A run of records:
■ ■ ■ ■ ■ ■ ■
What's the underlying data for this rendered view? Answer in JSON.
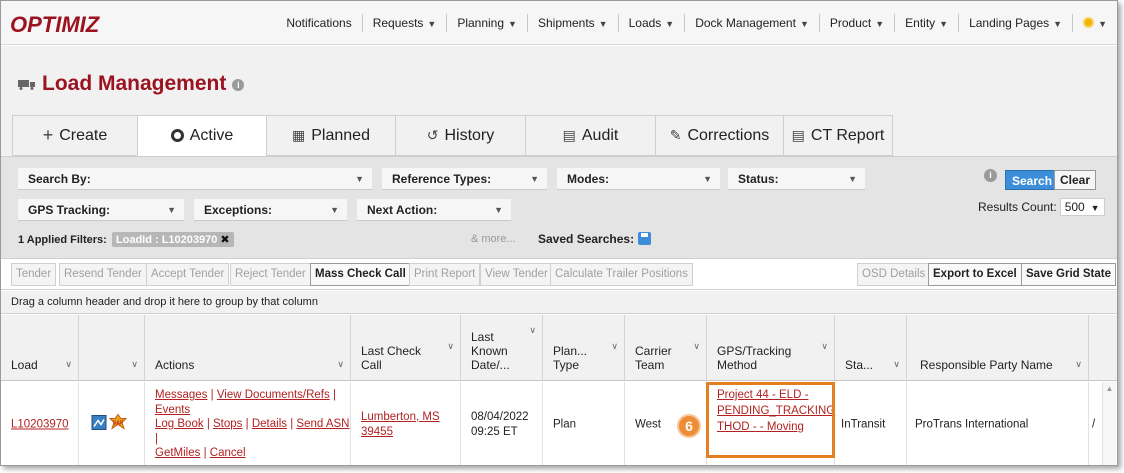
{
  "app": {
    "logo": "OPTIMIZ"
  },
  "nav": {
    "items": [
      {
        "label": "Notifications",
        "caret": ""
      },
      {
        "label": "Requests",
        "caret": "▼"
      },
      {
        "label": "Planning",
        "caret": "▼"
      },
      {
        "label": "Shipments",
        "caret": "▼"
      },
      {
        "label": "Loads",
        "caret": "▼"
      },
      {
        "label": "Dock Management",
        "caret": "▼"
      },
      {
        "label": "Product",
        "caret": "▼"
      },
      {
        "label": "Entity",
        "caret": "▼"
      },
      {
        "label": "Landing Pages",
        "caret": "▼"
      }
    ],
    "settings_caret": "▼"
  },
  "page": {
    "title": "Load Management",
    "info": "i"
  },
  "tabs": [
    {
      "label": "Create",
      "icon": "+"
    },
    {
      "label": "Active",
      "icon": "circle"
    },
    {
      "label": "Planned",
      "icon": "▦"
    },
    {
      "label": "History",
      "icon": "↺"
    },
    {
      "label": "Audit",
      "icon": "▤"
    },
    {
      "label": "Corrections",
      "icon": "✎"
    },
    {
      "label": "CT Report",
      "icon": "▤"
    }
  ],
  "filters": {
    "search_by": "Search By:",
    "reference_types": "Reference Types:",
    "modes": "Modes:",
    "status": "Status:",
    "gps_tracking": "GPS Tracking:",
    "exceptions": "Exceptions:",
    "next_action": "Next Action:",
    "applied_label": "1 Applied Filters:",
    "applied_chip": "LoadId : L10203970",
    "more": "& more...",
    "saved_searches": "Saved Searches:",
    "search_button": "Search",
    "clear_button": "Clear",
    "results_label": "Results Count:",
    "results_value": "500"
  },
  "toolbar": {
    "tender": "Tender",
    "resend_tender": "Resend Tender",
    "accept_tender": "Accept Tender",
    "reject_tender": "Reject Tender",
    "mass_check_call": "Mass Check Call",
    "print_report": "Print Report",
    "view_tender": "View Tender",
    "calculate_trailer": "Calculate Trailer Positions",
    "osd_details": "OSD Details",
    "export_excel": "Export to Excel",
    "save_grid": "Save Grid State"
  },
  "group_hint": "Drag a column header and drop it here to group by that column",
  "grid": {
    "columns": {
      "load": "Load",
      "actions": "Actions",
      "last_check_call": [
        "Last Check",
        "Call"
      ],
      "last_known": [
        "Last",
        "Known",
        "Date/..."
      ],
      "plan_type": [
        "Plan...",
        "Type"
      ],
      "carrier_team": [
        "Carrier",
        "Team"
      ],
      "gps_method": [
        "GPS/Tracking",
        "Method"
      ],
      "status": "Sta...",
      "responsible": "Responsible Party Name"
    },
    "row": {
      "load": "L10203970",
      "actions": {
        "messages": "Messages",
        "view_docs": "View Documents/Refs",
        "events": "Events",
        "log_book": "Log Book",
        "stops": "Stops",
        "details": "Details",
        "send_asn": "Send ASN",
        "get_miles": "GetMiles",
        "cancel": "Cancel"
      },
      "last_check": [
        "Lumberton, MS",
        "39455"
      ],
      "last_known": [
        "08/04/2022",
        "09:25 ET"
      ],
      "plan_type": "Plan",
      "carrier_team": "West",
      "gps_method": [
        "Project 44 - ELD -",
        "PENDING_TRACKING",
        "THOD - - Moving"
      ],
      "status": "InTransit",
      "responsible": "ProTrans International",
      "overflow": "/"
    }
  },
  "callout": {
    "step": "6",
    "color": "#e67e22"
  },
  "colors": {
    "brand": "#9b1320",
    "link": "#b22222",
    "primary": "#3d8ed8"
  }
}
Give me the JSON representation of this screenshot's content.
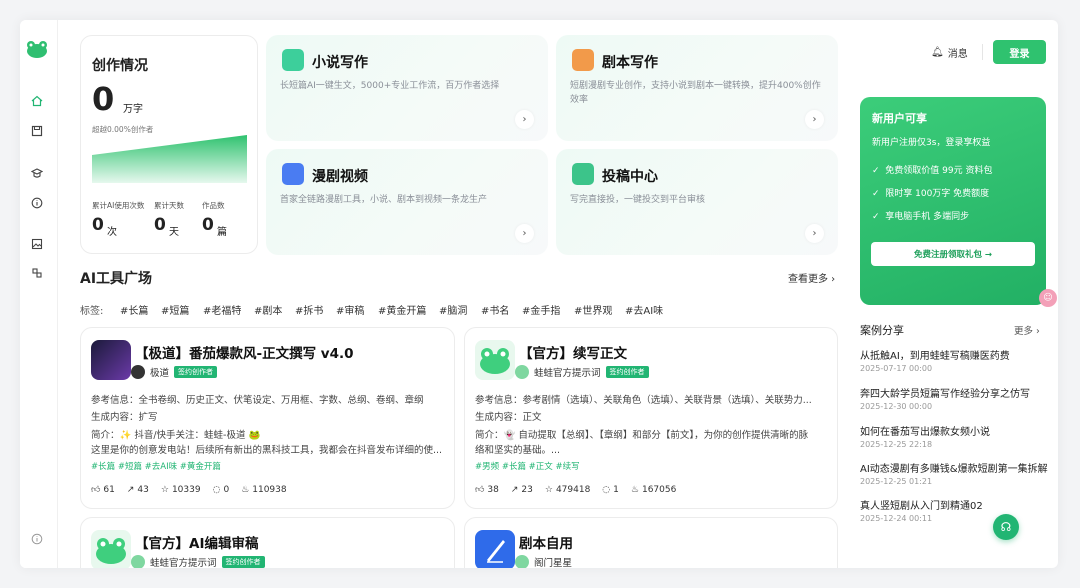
■ ■ ■ ■ ■ ■ ■
TO DO: Only the number is wanted: how many lines in the data include the string "Management"?

FINAL ANSWER: 2